[Records from a collection]
□ □ □ □ □

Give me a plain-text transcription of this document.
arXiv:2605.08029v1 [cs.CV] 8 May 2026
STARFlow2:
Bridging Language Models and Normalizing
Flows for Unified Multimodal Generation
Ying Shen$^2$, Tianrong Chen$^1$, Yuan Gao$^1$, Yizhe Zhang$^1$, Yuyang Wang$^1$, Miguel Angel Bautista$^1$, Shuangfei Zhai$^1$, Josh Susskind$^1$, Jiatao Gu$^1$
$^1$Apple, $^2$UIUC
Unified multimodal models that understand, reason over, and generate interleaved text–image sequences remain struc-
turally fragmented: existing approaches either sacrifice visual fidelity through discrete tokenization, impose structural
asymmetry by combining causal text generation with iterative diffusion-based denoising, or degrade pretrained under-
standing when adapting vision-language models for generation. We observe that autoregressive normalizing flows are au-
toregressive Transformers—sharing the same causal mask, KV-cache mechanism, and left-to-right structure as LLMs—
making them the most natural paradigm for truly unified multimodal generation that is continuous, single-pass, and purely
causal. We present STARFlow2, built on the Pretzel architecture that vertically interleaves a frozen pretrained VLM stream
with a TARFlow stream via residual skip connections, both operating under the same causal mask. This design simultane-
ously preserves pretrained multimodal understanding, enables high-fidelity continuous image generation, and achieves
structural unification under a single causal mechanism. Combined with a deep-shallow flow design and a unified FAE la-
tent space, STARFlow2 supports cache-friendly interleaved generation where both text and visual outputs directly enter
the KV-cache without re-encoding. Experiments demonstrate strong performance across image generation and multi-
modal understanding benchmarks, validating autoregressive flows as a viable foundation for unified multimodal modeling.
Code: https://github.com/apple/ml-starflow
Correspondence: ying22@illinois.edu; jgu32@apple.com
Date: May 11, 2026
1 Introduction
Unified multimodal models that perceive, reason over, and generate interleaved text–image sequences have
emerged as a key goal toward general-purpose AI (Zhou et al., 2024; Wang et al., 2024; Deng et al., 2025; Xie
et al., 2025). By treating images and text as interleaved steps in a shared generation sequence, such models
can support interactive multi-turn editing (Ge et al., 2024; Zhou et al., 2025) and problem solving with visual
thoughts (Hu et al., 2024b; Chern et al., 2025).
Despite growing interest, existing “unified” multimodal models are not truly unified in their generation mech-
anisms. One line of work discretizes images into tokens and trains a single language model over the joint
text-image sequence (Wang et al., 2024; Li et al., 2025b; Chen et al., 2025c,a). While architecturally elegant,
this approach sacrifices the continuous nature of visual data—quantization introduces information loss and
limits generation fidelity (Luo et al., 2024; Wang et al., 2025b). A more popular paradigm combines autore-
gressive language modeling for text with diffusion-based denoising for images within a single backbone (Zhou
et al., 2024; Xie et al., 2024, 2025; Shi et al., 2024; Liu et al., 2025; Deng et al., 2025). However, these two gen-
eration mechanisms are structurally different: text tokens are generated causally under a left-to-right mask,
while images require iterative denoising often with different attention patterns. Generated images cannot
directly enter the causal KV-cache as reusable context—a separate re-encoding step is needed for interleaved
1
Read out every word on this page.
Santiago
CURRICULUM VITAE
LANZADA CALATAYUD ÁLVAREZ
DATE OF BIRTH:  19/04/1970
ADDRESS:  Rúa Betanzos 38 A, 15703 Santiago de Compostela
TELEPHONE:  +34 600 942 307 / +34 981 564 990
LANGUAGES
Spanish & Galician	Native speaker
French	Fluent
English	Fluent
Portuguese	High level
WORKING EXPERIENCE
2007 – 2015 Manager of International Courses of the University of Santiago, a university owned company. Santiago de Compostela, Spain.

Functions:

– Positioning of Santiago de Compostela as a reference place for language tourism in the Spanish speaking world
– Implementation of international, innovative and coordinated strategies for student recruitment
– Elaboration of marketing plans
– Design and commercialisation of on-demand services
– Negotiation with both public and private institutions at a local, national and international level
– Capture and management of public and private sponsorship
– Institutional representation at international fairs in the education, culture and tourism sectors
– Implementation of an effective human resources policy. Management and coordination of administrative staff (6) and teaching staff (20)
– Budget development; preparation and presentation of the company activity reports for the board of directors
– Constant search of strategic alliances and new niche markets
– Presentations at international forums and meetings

□ □ □ □ □

**Stated goal**
Extract the full listing above without alteration.

**In response**
Give me a plain-text transcription of this document.
arXiv:2605.08029v1 [cs.CV] 8 May 2026
STARFlow2:
Bridging Language Models and Normalizing
Flows for Unified Multimodal Generation
Ying Shen$^2$, Tianrong Chen$^1$, Yuan Gao$^1$, Yizhe Zhang$^1$, Yuyang Wang$^1$, Miguel Angel Bautista$^1$, Shuangfei Zhai$^1$, Josh Susskind$^1$, Jiatao Gu$^1$
$^1$Apple, $^2$UIUC
Unified multimodal models that understand, reason over, and generate interleaved text–image sequences remain struc-
turally fragmented: existing approaches either sacrifice visual fidelity through discrete tokenization, impose structural
asymmetry by combining causal text generation with iterative diffusion-based denoising, or degrade pretrained under-
standing when adapting vision-language models for generation. We observe that autoregressive normalizing flows are au-
toregressive Transformers—sharing the same causal mask, KV-cache mechanism, and left-to-right structure as LLMs—
making them the most natural paradigm for truly unified multimodal generation that is continuous, single-pass, and purely
causal. We present STARFlow2, built on the Pretzel architecture that vertically interleaves a frozen pretrained VLM stream
with a TARFlow stream via residual skip connections, both operating under the same causal mask. This design simultane-
ously preserves pretrained multimodal understanding, enables high-fidelity continuous image generation, and achieves
structural unification under a single causal mechanism. Combined with a deep-shallow flow design and a unified FAE la-
tent space, STARFlow2 supports cache-friendly interleaved generation where both text and visual outputs directly enter
the KV-cache without re-encoding. Experiments demonstrate strong performance across image generation and multi-
modal understanding benchmarks, validating autoregressive flows as a viable foundation for unified multimodal modeling.
Code: https://github.com/apple/ml-starflow
Correspondence: ying22@illinois.edu; jgu32@apple.com
Date: May 11, 2026
1 Introduction
Unified multimodal models that perceive, reason over, and generate interleaved text–image sequences have
emerged as a key goal toward general-purpose AI (Zhou et al., 2024; Wang et al., 2024; Deng et al., 2025; Xie
et al., 2025). By treating images and text as interleaved steps in a shared generation sequence, such models
can support interactive multi-turn editing (Ge et al., 2024; Zhou et al., 2025) and problem solving with visual
thoughts (Hu et al., 2024b; Chern et al., 2025).
Despite growing interest, existing “unified” multimodal models are not truly unified in their generation mech-
anisms. One line of work discretizes images into tokens and trains a single language model over the joint
text-image sequence (Wang et al., 2024; Li et al., 2025b; Chen et al., 2025c,a). While architecturally elegant,
this approach sacrifices the continuous nature of visual data—quantization introduces information loss and
limits generation fidelity (Luo et al., 2024; Wang et al., 2025b). A more popular paradigm combines autore-
gressive language modeling for text with diffusion-based denoising for images within a single backbone (Zhou
et al., 2024; Xie et al., 2024, 2025; Shi et al., 2024; Liu et al., 2025; Deng et al., 2025). However, these two gen-
eration mechanisms are structurally different: text tokens are generated causally under a left-to-right mask,
while images require iterative denoising often with different attention patterns. Generated images cannot
directly enter the causal KV-cache as reusable context—a separate re-encoding step is needed for interleaved
1
Read out every word on this page.
Santiago
CURRICULUM VITAE
LANZADA CALATAYUD ÁLVAREZ
DATE OF BIRTH:  19/04/1970
ADDRESS:  Rúa Betanzos 38 A, 15703 Santiago de Compostela
TELEPHONE:  +34 600 942 307 / +34 981 564 990
LANGUAGES
Spanish & Galician	Native speaker
French	Fluent
English	Fluent
Portuguese	High level
WORKING EXPERIENCE
2007 – 2015 Manager of International Courses of the University of Santiago, a university owned company. Santiago de Compostela, Spain.

Functions:

– Positioning of Santiago de Compostela as a reference place for language tourism in the Spanish speaking world
– Implementation of international, innovative and coordinated strategies for student recruitment
– Elaboration of marketing plans
– Design and commercialisation of on-demand services
– Negotiation with both public and private institutions at a local, national and international level
– Capture and management of public and private sponsorship
– Institutional representation at international fairs in the education, culture and tourism sectors
– Implementation of an effective human resources policy. Management and coordination of administrative staff (6) and teaching staff (20)
– Budget development; preparation and presentation of the company activity reports for the board of directors
– Constant search of strategic alliances and new niche markets
– Presentations at international forums and meetings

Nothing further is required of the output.